Find the lines that hold the word "지원금을" and return them.

::: ITEMS

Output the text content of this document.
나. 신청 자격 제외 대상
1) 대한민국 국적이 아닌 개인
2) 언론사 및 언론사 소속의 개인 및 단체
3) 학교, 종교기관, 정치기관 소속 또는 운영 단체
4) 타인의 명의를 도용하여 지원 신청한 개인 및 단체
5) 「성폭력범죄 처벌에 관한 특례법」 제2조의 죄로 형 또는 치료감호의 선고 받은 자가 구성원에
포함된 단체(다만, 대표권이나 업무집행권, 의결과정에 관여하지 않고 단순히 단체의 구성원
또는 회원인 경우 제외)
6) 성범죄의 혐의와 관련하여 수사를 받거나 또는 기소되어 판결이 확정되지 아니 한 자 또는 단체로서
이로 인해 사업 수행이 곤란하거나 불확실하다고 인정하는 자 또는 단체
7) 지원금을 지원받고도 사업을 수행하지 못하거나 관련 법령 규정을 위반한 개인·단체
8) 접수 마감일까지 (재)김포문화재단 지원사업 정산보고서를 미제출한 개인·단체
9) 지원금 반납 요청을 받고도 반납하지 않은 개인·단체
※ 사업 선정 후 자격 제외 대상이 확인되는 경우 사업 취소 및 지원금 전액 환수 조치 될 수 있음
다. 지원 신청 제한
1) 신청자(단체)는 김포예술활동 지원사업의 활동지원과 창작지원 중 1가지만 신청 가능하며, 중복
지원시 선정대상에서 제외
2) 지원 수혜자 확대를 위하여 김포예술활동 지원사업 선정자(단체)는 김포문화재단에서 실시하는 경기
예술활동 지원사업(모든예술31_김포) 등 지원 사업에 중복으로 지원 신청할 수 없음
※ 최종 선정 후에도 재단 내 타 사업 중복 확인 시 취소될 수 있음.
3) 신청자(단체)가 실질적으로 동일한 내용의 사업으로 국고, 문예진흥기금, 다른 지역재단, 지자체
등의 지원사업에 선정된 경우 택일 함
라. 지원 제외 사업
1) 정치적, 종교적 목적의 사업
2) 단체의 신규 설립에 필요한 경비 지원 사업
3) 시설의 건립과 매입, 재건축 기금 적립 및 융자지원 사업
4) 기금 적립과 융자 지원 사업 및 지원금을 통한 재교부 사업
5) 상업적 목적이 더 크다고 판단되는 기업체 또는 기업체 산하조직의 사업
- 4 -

::::::

WRITTEN RESPONSE:
7) 지원금을 지원받고도 사업을 수행하지 못하거나 관련 법령 규정을 위반한 개인·단체
4) 기금 적립과 융자 지원 사업 및 지원금을 통한 재교부 사업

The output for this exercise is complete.